=== Record set ===
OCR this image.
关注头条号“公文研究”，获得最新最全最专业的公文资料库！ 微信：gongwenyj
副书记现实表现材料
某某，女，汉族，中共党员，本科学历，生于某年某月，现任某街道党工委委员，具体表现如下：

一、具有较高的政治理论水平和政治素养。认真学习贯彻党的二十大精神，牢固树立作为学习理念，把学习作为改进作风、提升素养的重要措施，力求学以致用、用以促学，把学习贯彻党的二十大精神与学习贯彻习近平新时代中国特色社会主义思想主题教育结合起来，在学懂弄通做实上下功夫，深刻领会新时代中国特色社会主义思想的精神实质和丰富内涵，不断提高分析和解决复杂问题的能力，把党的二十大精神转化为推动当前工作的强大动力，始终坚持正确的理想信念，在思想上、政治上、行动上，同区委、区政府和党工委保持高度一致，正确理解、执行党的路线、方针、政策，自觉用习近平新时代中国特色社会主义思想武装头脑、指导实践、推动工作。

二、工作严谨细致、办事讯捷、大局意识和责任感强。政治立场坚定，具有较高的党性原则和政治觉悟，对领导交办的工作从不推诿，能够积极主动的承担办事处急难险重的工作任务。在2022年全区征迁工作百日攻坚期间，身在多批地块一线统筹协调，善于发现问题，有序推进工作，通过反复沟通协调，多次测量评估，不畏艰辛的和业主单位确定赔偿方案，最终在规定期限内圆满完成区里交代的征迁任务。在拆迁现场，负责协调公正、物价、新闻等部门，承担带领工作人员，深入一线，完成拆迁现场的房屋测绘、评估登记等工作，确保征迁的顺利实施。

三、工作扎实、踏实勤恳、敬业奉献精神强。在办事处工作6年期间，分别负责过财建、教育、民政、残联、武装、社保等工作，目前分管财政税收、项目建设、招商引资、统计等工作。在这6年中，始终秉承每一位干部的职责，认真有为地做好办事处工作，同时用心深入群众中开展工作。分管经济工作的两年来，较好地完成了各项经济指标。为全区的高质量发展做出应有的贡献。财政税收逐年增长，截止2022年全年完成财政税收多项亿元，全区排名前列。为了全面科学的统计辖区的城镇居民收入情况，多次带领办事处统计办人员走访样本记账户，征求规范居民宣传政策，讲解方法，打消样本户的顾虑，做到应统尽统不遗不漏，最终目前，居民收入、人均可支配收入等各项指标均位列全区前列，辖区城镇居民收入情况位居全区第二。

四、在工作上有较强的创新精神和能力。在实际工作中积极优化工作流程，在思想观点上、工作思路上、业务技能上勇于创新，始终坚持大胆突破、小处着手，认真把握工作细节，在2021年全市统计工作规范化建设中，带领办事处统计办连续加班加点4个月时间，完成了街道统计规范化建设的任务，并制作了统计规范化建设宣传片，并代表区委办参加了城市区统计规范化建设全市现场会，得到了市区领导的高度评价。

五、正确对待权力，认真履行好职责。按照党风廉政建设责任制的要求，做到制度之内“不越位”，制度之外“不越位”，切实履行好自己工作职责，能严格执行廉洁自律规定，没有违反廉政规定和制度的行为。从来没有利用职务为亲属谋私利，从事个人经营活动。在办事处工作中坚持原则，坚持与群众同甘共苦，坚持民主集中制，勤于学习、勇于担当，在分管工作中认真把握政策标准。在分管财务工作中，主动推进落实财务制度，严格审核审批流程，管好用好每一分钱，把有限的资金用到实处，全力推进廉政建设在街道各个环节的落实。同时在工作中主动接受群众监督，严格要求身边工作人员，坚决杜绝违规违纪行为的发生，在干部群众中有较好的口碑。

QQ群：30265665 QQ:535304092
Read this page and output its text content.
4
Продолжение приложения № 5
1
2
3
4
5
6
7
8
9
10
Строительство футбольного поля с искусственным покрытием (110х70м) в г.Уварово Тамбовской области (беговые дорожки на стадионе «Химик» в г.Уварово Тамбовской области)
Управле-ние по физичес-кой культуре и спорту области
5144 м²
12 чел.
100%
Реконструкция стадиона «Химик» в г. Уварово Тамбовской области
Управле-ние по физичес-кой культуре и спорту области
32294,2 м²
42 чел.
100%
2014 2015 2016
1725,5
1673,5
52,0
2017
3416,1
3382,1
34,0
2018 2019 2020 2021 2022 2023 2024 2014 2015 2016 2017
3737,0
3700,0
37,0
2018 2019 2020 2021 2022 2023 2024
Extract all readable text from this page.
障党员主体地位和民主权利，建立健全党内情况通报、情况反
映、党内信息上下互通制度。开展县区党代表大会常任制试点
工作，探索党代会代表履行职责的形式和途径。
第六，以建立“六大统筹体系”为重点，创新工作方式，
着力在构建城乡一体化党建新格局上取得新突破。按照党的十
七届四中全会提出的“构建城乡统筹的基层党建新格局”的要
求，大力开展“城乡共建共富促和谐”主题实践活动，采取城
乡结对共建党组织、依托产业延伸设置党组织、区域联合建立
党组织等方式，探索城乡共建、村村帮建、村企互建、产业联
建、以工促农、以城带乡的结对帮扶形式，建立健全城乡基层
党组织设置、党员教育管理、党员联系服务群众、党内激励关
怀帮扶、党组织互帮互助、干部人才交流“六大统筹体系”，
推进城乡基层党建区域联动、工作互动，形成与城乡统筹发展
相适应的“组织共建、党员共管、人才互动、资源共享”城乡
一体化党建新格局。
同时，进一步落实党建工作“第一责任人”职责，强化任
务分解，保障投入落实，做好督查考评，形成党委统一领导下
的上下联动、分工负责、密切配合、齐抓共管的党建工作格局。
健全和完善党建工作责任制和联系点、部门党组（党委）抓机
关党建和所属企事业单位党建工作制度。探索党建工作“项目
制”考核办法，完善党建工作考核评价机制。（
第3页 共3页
===
All of the entries must be quoted exactly; please include each one.

*Solution to the problem:*
OCR this image.
关注头条号“公文研究”，获得最新最全最专业的公文资料库！ 微信：gongwenyj
副书记现实表现材料
某某，女，汉族，中共党员，本科学历，生于某年某月，现任某街道党工委委员，具体表现如下：

一、具有较高的政治理论水平和政治素养。认真学习贯彻党的二十大精神，牢固树立作为学习理念，把学习作为改进作风、提升素养的重要措施，力求学以致用、用以促学，把学习贯彻党的二十大精神与学习贯彻习近平新时代中国特色社会主义思想主题教育结合起来，在学懂弄通做实上下功夫，深刻领会新时代中国特色社会主义思想的精神实质和丰富内涵，不断提高分析和解决复杂问题的能力，把党的二十大精神转化为推动当前工作的强大动力，始终坚持正确的理想信念，在思想上、政治上、行动上，同区委、区政府和党工委保持高度一致，正确理解、执行党的路线、方针、政策，自觉用习近平新时代中国特色社会主义思想武装头脑、指导实践、推动工作。

二、工作严谨细致、办事讯捷、大局意识和责任感强。政治立场坚定，具有较高的党性原则和政治觉悟，对领导交办的工作从不推诿，能够积极主动的承担办事处急难险重的工作任务。在2022年全区征迁工作百日攻坚期间，身在多批地块一线统筹协调，善于发现问题，有序推进工作，通过反复沟通协调，多次测量评估，不畏艰辛的和业主单位确定赔偿方案，最终在规定期限内圆满完成区里交代的征迁任务。在拆迁现场，负责协调公正、物价、新闻等部门，承担带领工作人员，深入一线，完成拆迁现场的房屋测绘、评估登记等工作，确保征迁的顺利实施。

三、工作扎实、踏实勤恳、敬业奉献精神强。在办事处工作6年期间，分别负责过财建、教育、民政、残联、武装、社保等工作，目前分管财政税收、项目建设、招商引资、统计等工作。在这6年中，始终秉承每一位干部的职责，认真有为地做好办事处工作，同时用心深入群众中开展工作。分管经济工作的两年来，较好地完成了各项经济指标。为全区的高质量发展做出应有的贡献。财政税收逐年增长，截止2022年全年完成财政税收多项亿元，全区排名前列。为了全面科学的统计辖区的城镇居民收入情况，多次带领办事处统计办人员走访样本记账户，征求规范居民宣传政策，讲解方法，打消样本户的顾虑，做到应统尽统不遗不漏，最终目前，居民收入、人均可支配收入等各项指标均位列全区前列，辖区城镇居民收入情况位居全区第二。

四、在工作上有较强的创新精神和能力。在实际工作中积极优化工作流程，在思想观点上、工作思路上、业务技能上勇于创新，始终坚持大胆突破、小处着手，认真把握工作细节，在2021年全市统计工作规范化建设中，带领办事处统计办连续加班加点4个月时间，完成了街道统计规范化建设的任务，并制作了统计规范化建设宣传片，并代表区委办参加了城市区统计规范化建设全市现场会，得到了市区领导的高度评价。

五、正确对待权力，认真履行好职责。按照党风廉政建设责任制的要求，做到制度之内“不越位”，制度之外“不越位”，切实履行好自己工作职责，能严格执行廉洁自律规定，没有违反廉政规定和制度的行为。从来没有利用职务为亲属谋私利，从事个人经营活动。在办事处工作中坚持原则，坚持与群众同甘共苦，坚持民主集中制，勤于学习、勇于担当，在分管工作中认真把握政策标准。在分管财务工作中，主动推进落实财务制度，严格审核审批流程，管好用好每一分钱，把有限的资金用到实处，全力推进廉政建设在街道各个环节的落实。同时在工作中主动接受群众监督，严格要求身边工作人员，坚决杜绝违规违纪行为的发生，在干部群众中有较好的口碑。

QQ群：30265665 QQ:535304092
Read this page and output its text content.
4
Продолжение приложения № 5
1
2
3
4
5
6
7
8
9
10
Строительство футбольного поля с искусственным покрытием (110х70м) в г.Уварово Тамбовской области (беговые дорожки на стадионе «Химик» в г.Уварово Тамбовской области)
Управле-ние по физичес-кой культуре и спорту области
5144 м²
12 чел.
100%
Реконструкция стадиона «Химик» в г. Уварово Тамбовской области
Управле-ние по физичес-кой культуре и спорту области
32294,2 м²
42 чел.
100%
2014 2015 2016
1725,5
1673,5
52,0
2017
3416,1
3382,1
34,0
2018 2019 2020 2021 2022 2023 2024 2014 2015 2016 2017
3737,0
3700,0
37,0
2018 2019 2020 2021 2022 2023 2024
Extract all readable text from this page.
障党员主体地位和民主权利，建立健全党内情况通报、情况反
映、党内信息上下互通制度。开展县区党代表大会常任制试点
工作，探索党代会代表履行职责的形式和途径。
第六，以建立“六大统筹体系”为重点，创新工作方式，
着力在构建城乡一体化党建新格局上取得新突破。按照党的十
七届四中全会提出的“构建城乡统筹的基层党建新格局”的要
求，大力开展“城乡共建共富促和谐”主题实践活动，采取城
乡结对共建党组织、依托产业延伸设置党组织、区域联合建立
党组织等方式，探索城乡共建、村村帮建、村企互建、产业联
建、以工促农、以城带乡的结对帮扶形式，建立健全城乡基层
党组织设置、党员教育管理、党员联系服务群众、党内激励关
怀帮扶、党组织互帮互助、干部人才交流“六大统筹体系”，
推进城乡基层党建区域联动、工作互动，形成与城乡统筹发展
相适应的“组织共建、党员共管、人才互动、资源共享”城乡
一体化党建新格局。
同时，进一步落实党建工作“第一责任人”职责，强化任
务分解，保障投入落实，做好督查考评，形成党委统一领导下
的上下联动、分工负责、密切配合、齐抓共管的党建工作格局。
健全和完善党建工作责任制和联系点、部门党组（党委）抓机
关党建和所属企事业单位党建工作制度。探索党建工作“项目
制”考核办法，完善党建工作考核评价机制。（
第3页 共3页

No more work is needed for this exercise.